# [PROBLEM DETAILS]
Omit every picture and write out the rest of the records exactly.

Stored records
************
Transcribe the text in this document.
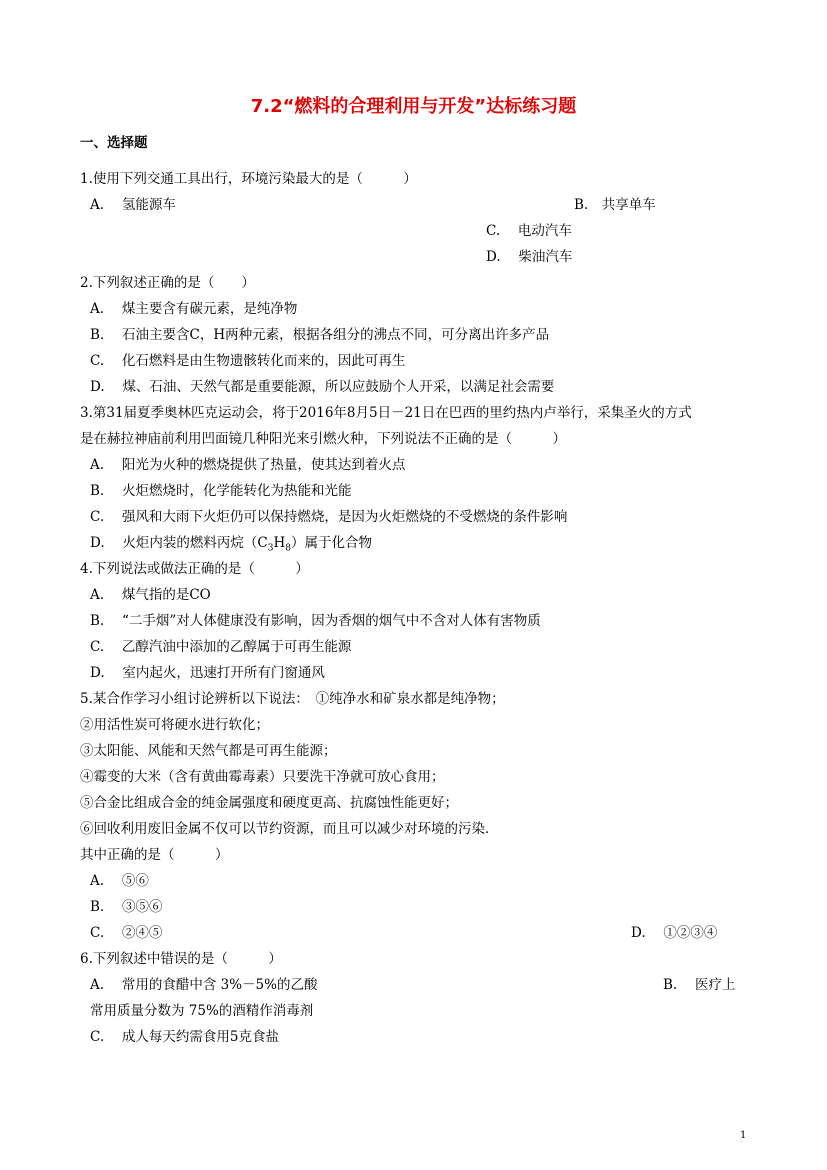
7.2“燃料的合理利用与开发”达标练习题
一、选择题
1.使用下列交通工具出行，环境污染最大的是（　　　）
A.　 氢能源车	B.　共享单车
C.　 电动汽车
D.　 柴油汽车
2.下列叙述正确的是（　　）
A.　 煤主要含有碳元素，是纯净物
B.　 石油主要含C，H两种元素，根据各组分的沸点不同，可分离出许多产品
C.　 化石燃料是由生物遗骸转化而来的，因此可再生
D.　 煤、石油、天然气都是重要能源，所以应鼓励个人开采，以满足社会需要
3.第31届夏季奥林匹克运动会，将于2016年8月5日－21日在巴西的里约热内卢举行，采集圣火的方式
是在赫拉神庙前利用凹面镜几种阳光来引燃火种，下列说法不正确的是（　　　）
A.　 阳光为火种的燃烧提供了热量，使其达到着火点
B.　 火炬燃烧时，化学能转化为热能和光能
C.　 强风和大雨下火炬仍可以保持燃烧，是因为火炬燃烧的不受燃烧的条件影响
D.　 火炬内装的燃料丙烷$(C_3H_8)$属于化合物
4.下列说法或做法正确的是（　　　）
A.　 煤气指的是CO
B.　 “二手烟”对人体健康没有影响，因为香烟的烟气中不含对人体有害物质
C.　 乙醇汽油中添加的乙醇属于可再生能源
D.　 室内起火，迅速打开所有门窗通风
5.某合作学习小组讨论辨析以下说法：　①纯净水和矿泉水都是纯净物；
②用活性炭可将硬水进行软化；
③太阳能、风能和天然气都是可再生能源；
④霉变的大米（含有黄曲霉毒素）只要洗干净就可放心食用；
⑤合金比组成合金的纯金属强度和硬度更高、抗腐蚀性能更好；
⑥回收利用废旧金属不仅可以节约资源，而且可以减少对环境的污染．
其中正确的是（　　　）
A.　 ⑤⑥
B.　 ③⑤⑥
C.　 ②④⑤	D.　 ①②③④
6.下列叙述中错误的是（　　　）
A.　 常用的食醋中含 3%－5%的乙酸	B.　 医疗上
常用质量分数为 75%的酒精作消毒剂
C.　 成人每天约需食用5克食盐
1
************
# [ANSWER TO THIS TASK]
Transcribe the text in this document.
7.2“燃料的合理利用与开发”达标练习题
一、选择题
1.使用下列交通工具出行，环境污染最大的是（　　　）
A.　 氢能源车	B.　共享单车
C.　 电动汽车
D.　 柴油汽车
2.下列叙述正确的是（　　）
A.　 煤主要含有碳元素，是纯净物
B.　 石油主要含C，H两种元素，根据各组分的沸点不同，可分离出许多产品
C.　 化石燃料是由生物遗骸转化而来的，因此可再生
D.　 煤、石油、天然气都是重要能源，所以应鼓励个人开采，以满足社会需要
3.第31届夏季奥林匹克运动会，将于2016年8月5日－21日在巴西的里约热内卢举行，采集圣火的方式
是在赫拉神庙前利用凹面镜几种阳光来引燃火种，下列说法不正确的是（　　　）
A.　 阳光为火种的燃烧提供了热量，使其达到着火点
B.　 火炬燃烧时，化学能转化为热能和光能
C.　 强风和大雨下火炬仍可以保持燃烧，是因为火炬燃烧的不受燃烧的条件影响
D.　 火炬内装的燃料丙烷$(C_3H_8)$属于化合物
4.下列说法或做法正确的是（　　　）
A.　 煤气指的是CO
B.　 “二手烟”对人体健康没有影响，因为香烟的烟气中不含对人体有害物质
C.　 乙醇汽油中添加的乙醇属于可再生能源
D.　 室内起火，迅速打开所有门窗通风
5.某合作学习小组讨论辨析以下说法：　①纯净水和矿泉水都是纯净物；
②用活性炭可将硬水进行软化；
③太阳能、风能和天然气都是可再生能源；
④霉变的大米（含有黄曲霉毒素）只要洗干净就可放心食用；
⑤合金比组成合金的纯金属强度和硬度更高、抗腐蚀性能更好；
⑥回收利用废旧金属不仅可以节约资源，而且可以减少对环境的污染．
其中正确的是（　　　）
A.　 ⑤⑥
B.　 ③⑤⑥
C.　 ②④⑤	D.　 ①②③④
6.下列叙述中错误的是（　　　）
A.　 常用的食醋中含 3%－5%的乙酸	B.　 医疗上
常用质量分数为 75%的酒精作消毒剂
C.　 成人每天约需食用5克食盐
1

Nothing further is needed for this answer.